— Start The records —

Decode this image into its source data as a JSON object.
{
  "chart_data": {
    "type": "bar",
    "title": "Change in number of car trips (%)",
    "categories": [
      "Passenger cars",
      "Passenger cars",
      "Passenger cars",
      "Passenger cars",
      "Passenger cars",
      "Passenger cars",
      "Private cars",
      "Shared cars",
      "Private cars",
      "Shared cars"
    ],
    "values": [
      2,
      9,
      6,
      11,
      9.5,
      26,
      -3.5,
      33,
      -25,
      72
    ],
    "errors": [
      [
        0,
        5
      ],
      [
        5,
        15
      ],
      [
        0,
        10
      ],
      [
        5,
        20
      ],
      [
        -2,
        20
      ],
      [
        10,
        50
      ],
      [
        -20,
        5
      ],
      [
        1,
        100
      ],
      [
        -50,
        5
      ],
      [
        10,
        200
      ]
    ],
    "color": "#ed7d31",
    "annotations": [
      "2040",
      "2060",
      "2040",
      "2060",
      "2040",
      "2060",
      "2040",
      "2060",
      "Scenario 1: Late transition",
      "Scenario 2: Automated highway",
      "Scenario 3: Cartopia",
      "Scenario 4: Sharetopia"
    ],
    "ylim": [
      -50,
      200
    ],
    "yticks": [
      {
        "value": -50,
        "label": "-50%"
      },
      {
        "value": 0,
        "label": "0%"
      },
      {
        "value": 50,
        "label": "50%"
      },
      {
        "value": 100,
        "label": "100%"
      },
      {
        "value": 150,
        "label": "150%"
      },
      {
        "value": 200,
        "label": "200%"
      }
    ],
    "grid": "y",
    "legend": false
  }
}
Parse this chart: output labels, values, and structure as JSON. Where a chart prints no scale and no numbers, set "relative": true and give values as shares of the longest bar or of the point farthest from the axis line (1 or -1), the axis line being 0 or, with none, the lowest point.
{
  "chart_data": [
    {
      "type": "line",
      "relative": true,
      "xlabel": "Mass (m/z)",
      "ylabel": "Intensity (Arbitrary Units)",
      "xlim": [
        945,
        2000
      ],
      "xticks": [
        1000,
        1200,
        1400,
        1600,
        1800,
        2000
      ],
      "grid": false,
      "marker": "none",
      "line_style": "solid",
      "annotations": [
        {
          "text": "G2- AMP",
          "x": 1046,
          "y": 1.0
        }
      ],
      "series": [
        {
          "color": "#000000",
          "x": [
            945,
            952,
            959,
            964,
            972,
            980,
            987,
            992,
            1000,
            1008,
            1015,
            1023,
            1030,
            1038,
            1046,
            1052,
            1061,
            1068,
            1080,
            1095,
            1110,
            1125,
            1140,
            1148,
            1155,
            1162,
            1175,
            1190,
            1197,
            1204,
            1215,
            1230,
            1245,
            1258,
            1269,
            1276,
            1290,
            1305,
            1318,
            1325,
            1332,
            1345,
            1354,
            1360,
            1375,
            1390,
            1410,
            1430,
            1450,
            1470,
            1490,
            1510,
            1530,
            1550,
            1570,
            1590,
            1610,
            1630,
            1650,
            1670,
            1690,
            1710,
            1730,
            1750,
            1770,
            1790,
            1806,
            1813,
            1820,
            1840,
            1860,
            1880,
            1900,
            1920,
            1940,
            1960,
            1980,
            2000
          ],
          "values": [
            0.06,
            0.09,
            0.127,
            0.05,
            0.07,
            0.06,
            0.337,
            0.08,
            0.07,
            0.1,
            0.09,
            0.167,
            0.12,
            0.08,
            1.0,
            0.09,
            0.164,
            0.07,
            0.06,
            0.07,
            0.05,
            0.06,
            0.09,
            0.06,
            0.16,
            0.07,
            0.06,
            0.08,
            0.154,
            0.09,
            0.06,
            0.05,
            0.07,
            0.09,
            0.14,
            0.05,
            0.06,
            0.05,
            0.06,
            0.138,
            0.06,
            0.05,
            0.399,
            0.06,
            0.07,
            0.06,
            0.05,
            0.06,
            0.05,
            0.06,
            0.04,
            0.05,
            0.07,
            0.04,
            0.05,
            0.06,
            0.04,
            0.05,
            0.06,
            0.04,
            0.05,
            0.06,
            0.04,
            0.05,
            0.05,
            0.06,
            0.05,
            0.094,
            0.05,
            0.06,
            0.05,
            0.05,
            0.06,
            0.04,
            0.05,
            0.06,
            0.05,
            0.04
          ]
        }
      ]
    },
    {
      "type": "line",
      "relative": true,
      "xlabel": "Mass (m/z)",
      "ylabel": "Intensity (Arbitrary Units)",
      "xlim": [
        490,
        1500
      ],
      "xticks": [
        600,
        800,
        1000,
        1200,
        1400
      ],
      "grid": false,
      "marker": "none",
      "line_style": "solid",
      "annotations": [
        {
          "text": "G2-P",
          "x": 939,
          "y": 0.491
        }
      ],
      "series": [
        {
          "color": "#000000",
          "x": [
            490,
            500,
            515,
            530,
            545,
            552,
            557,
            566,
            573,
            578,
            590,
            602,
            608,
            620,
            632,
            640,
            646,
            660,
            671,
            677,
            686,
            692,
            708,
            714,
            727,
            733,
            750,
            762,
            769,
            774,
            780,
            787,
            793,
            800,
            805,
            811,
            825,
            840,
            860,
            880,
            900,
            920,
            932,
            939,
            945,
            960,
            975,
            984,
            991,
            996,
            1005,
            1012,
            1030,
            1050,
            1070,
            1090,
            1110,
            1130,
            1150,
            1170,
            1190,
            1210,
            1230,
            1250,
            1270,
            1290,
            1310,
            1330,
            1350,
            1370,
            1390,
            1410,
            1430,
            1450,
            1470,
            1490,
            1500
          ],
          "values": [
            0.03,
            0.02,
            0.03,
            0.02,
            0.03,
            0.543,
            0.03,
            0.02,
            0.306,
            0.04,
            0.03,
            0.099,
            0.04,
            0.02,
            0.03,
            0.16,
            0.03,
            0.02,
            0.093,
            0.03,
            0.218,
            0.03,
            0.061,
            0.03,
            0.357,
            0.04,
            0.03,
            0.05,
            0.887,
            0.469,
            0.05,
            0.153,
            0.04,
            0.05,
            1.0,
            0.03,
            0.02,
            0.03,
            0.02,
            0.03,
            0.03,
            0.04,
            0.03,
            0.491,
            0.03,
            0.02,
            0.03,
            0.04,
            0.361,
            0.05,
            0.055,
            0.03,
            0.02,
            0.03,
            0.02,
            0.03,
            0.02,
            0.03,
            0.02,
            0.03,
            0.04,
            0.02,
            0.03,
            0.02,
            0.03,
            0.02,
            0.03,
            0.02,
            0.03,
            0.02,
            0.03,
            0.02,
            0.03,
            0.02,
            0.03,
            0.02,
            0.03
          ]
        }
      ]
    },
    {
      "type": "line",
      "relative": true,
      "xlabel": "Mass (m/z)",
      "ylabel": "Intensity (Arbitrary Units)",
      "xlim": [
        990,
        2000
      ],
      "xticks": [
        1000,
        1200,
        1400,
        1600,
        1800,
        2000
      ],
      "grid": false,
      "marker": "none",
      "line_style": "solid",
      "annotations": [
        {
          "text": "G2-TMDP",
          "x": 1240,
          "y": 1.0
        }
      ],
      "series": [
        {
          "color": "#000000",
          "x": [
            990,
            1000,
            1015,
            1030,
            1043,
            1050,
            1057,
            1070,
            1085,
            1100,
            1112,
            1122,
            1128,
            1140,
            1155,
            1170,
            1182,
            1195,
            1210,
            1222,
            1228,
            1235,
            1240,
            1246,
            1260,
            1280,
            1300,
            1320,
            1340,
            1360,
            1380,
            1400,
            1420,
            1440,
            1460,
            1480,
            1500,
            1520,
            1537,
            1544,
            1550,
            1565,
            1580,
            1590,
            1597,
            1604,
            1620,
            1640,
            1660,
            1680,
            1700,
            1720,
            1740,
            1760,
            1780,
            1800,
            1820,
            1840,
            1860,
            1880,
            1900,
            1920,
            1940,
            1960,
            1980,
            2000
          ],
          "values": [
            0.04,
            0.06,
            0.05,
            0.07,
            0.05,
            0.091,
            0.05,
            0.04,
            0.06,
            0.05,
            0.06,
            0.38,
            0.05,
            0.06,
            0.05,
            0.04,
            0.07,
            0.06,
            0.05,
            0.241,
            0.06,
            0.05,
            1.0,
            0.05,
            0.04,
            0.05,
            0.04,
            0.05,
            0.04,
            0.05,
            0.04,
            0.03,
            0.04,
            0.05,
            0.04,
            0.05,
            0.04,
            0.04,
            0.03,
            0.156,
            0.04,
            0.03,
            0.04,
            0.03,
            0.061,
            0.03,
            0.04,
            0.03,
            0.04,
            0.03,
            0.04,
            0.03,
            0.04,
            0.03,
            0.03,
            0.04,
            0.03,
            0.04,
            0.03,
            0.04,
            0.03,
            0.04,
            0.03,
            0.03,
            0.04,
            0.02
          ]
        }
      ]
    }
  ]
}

— End The records —

What this task involves - From the listing above, return each line with the word "JSON".

Problem solution -
Decode this image into its source data as a JSON object.
Parse this chart: output labels, values, and structure as JSON. Where a chart prints no scale and no numbers, set "relative": true and give values as shares of the longest bar or of the point farthest from the axis line (1 or -1), the axis line being 0 or, with none, the lowest point.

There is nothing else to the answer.